▶ _Given request_:
State how many lines of the records contain the string "Tempat", and give no other information.

▶ _Task inputs_:
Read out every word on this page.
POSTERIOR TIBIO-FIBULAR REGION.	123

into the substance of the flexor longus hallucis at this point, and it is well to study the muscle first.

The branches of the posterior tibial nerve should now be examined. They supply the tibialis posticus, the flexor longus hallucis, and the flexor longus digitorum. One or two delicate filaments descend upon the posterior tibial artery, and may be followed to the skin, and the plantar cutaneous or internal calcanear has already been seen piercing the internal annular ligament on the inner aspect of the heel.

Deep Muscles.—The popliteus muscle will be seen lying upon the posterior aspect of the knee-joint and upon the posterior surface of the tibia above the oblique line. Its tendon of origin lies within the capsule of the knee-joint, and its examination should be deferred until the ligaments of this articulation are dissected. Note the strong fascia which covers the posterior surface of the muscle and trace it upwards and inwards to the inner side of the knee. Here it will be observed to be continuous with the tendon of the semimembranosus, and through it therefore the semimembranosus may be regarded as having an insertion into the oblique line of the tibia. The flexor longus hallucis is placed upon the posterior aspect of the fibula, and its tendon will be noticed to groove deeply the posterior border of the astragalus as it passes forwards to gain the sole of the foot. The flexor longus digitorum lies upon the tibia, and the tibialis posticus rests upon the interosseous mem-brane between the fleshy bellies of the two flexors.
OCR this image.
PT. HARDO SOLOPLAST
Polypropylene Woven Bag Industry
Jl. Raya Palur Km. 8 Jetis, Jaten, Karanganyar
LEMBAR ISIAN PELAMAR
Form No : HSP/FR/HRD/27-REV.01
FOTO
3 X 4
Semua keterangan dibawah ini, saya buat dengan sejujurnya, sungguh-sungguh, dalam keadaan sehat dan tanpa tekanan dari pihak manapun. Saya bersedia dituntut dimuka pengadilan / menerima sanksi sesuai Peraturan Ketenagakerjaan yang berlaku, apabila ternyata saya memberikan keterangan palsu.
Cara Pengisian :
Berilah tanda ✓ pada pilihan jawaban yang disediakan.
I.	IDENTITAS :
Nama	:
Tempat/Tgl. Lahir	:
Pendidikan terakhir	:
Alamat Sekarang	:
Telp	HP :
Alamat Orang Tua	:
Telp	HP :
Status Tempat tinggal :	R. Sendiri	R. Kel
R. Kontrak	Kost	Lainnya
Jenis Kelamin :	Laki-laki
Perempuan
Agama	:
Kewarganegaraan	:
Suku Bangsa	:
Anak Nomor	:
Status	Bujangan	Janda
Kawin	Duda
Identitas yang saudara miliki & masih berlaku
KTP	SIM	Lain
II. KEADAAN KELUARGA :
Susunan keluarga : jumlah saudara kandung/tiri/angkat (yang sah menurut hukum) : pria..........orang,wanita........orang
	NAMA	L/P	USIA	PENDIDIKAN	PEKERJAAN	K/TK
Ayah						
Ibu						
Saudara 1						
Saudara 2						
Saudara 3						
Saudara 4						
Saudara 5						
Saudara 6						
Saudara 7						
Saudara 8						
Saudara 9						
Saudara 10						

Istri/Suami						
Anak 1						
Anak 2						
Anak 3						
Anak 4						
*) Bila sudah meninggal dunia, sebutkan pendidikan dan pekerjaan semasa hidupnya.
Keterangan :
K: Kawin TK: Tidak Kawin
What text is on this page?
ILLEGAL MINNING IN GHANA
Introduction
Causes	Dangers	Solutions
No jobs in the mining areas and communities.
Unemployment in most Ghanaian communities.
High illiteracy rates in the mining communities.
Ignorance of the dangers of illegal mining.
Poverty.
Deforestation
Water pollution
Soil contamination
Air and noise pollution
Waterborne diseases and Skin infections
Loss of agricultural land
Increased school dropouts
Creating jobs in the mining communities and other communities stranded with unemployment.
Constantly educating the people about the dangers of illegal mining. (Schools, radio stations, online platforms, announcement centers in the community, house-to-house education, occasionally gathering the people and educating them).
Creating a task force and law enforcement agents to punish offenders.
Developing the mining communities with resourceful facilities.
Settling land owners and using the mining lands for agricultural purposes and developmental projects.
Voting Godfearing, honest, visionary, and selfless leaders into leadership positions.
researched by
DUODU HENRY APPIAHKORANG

▶ _Written answer_:
2